WHAT THE EXERCISE ASKS: List all lines of the data containing the word "JSON".
**** DATASET EXCERPTS
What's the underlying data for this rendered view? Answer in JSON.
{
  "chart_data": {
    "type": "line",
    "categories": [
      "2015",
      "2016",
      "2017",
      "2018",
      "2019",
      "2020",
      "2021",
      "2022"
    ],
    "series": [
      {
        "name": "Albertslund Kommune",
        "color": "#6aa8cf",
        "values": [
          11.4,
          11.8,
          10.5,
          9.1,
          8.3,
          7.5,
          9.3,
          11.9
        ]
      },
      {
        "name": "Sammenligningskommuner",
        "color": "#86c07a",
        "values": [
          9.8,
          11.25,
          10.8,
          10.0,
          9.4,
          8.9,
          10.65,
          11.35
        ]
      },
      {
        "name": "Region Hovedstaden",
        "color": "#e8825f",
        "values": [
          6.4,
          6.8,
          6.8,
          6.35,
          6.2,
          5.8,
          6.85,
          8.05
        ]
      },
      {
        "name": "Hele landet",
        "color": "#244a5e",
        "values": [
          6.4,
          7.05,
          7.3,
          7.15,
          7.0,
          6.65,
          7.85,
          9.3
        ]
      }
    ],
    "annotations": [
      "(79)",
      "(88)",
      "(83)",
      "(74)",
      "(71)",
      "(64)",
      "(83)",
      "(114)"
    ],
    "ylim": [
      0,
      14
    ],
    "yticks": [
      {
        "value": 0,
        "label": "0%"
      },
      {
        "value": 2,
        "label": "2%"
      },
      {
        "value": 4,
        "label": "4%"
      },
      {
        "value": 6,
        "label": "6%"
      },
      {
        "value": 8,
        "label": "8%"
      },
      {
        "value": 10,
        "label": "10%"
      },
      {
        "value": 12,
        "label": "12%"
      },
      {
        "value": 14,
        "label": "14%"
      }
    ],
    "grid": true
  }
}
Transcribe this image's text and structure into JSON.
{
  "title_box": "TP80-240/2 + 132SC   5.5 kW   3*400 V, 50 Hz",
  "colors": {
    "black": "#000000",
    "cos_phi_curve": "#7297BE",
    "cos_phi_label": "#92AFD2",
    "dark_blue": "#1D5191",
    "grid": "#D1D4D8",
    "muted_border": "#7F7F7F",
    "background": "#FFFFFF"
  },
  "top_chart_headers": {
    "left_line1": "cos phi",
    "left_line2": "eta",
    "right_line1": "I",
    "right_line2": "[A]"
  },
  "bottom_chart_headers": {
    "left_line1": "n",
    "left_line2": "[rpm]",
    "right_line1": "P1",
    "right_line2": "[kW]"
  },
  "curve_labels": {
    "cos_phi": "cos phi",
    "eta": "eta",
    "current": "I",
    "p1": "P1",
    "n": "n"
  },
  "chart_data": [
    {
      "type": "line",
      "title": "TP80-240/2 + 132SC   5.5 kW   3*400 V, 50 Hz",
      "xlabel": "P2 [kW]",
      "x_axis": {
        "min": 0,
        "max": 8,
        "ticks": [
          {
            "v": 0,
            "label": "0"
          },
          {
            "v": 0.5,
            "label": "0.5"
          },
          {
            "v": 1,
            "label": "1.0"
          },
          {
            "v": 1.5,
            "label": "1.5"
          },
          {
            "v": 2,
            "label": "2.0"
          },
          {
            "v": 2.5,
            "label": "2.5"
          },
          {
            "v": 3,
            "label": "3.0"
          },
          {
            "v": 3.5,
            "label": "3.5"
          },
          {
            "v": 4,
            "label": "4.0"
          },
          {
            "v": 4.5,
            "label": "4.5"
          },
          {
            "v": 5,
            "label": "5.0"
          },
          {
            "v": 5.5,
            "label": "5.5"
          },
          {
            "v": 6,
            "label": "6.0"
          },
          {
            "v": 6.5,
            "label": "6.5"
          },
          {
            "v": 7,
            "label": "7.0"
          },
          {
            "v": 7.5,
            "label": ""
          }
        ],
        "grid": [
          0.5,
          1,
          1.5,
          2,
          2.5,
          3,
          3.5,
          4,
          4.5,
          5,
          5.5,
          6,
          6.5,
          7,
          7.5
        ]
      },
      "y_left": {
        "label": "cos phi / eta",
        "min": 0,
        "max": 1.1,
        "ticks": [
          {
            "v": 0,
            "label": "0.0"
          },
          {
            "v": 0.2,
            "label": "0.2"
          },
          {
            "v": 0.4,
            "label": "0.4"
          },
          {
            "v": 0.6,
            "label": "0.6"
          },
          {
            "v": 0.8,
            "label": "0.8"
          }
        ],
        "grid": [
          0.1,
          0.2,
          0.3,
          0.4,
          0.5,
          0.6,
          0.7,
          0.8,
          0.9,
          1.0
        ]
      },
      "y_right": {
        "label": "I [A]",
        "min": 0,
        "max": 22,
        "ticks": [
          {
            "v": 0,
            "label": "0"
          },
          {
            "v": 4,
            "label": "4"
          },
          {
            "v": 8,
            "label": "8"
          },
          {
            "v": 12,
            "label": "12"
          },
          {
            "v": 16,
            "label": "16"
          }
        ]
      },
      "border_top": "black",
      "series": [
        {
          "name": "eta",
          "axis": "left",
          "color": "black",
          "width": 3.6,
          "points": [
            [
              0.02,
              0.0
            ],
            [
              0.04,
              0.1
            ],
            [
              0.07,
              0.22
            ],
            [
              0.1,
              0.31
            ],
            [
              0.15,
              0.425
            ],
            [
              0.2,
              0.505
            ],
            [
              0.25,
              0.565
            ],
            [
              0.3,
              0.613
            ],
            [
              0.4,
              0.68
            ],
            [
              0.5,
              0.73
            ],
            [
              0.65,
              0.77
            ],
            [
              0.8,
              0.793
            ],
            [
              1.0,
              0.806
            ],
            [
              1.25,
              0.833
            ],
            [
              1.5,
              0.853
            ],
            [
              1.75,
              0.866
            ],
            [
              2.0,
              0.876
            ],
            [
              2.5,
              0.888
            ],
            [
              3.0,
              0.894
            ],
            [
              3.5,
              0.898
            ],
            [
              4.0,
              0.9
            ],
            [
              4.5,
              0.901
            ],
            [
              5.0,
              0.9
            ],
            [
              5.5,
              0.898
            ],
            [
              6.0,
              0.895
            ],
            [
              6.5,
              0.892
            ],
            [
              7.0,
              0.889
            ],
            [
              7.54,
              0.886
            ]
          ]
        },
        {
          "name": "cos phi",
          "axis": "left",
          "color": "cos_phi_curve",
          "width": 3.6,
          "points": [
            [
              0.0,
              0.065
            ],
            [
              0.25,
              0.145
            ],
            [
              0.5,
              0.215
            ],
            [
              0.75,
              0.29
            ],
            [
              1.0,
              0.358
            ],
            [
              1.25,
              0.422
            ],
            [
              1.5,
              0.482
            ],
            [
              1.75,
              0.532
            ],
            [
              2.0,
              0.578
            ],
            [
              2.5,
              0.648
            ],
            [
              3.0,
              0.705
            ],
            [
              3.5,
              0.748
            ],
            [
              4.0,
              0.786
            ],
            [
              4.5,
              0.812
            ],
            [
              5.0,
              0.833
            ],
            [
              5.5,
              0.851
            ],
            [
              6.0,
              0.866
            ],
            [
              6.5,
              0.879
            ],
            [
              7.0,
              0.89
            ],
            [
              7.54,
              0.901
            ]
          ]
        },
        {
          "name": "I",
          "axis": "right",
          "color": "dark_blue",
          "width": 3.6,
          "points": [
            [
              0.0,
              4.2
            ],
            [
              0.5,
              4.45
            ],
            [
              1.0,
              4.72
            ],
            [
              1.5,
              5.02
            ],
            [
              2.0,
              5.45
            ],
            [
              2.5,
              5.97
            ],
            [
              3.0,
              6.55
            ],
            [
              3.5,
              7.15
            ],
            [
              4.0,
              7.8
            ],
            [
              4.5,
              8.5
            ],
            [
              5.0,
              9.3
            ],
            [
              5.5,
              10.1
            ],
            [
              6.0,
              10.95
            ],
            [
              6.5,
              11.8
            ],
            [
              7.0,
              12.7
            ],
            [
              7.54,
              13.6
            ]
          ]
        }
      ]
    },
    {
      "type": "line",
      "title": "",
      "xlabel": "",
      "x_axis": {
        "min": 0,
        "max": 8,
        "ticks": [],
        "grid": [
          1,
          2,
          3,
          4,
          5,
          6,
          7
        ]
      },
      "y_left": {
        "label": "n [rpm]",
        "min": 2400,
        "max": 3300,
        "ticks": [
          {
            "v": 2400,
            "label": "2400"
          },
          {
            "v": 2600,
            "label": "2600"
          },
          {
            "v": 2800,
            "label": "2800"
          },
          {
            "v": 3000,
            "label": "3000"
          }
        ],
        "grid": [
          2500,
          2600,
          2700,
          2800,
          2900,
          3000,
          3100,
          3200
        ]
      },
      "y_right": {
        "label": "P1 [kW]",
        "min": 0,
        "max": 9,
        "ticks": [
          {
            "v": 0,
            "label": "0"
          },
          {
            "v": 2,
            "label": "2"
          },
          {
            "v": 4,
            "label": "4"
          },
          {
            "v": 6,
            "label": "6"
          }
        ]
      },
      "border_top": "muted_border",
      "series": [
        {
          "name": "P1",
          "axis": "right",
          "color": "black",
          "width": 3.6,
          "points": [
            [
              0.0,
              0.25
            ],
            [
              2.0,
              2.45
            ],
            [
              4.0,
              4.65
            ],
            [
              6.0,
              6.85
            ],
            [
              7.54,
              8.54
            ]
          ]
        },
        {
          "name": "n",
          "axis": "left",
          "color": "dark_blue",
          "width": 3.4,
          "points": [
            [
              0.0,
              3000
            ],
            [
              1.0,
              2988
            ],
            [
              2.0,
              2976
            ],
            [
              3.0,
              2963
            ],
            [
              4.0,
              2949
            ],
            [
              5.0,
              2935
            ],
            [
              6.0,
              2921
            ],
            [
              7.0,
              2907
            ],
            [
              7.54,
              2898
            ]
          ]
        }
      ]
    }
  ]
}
********
CORRECT RESPONSE:
What's the underlying data for this rendered view? Answer in JSON.
Transcribe this image's text and structure into JSON.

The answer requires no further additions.